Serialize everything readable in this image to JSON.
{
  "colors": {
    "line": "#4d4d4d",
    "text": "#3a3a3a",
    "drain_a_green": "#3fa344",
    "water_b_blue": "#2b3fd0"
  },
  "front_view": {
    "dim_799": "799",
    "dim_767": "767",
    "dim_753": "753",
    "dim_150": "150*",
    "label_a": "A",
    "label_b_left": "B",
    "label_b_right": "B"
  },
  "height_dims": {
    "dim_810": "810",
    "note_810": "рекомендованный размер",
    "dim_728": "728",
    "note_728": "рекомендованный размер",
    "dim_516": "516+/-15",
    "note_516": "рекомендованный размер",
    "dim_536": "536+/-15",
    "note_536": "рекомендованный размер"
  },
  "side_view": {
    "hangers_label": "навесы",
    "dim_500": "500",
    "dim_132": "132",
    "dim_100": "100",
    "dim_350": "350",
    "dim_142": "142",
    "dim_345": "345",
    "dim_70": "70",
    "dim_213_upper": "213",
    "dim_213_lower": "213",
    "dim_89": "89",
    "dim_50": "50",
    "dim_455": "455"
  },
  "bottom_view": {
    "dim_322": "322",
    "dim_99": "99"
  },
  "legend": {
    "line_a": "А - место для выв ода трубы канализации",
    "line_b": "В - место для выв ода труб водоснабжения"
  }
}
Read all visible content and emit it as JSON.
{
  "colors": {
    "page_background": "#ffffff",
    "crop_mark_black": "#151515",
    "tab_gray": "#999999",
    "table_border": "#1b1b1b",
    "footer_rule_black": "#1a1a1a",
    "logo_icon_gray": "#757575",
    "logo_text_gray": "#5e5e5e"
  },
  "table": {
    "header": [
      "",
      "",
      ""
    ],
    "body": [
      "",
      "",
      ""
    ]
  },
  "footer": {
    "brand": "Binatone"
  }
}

→ Task instructions
Pick out the lines that contain "место" and copy them.

→ Written solution
    "line_a": "А - место для выв ода трубы канализации",
    "line_b": "В - место для выв ода труб водоснабжения"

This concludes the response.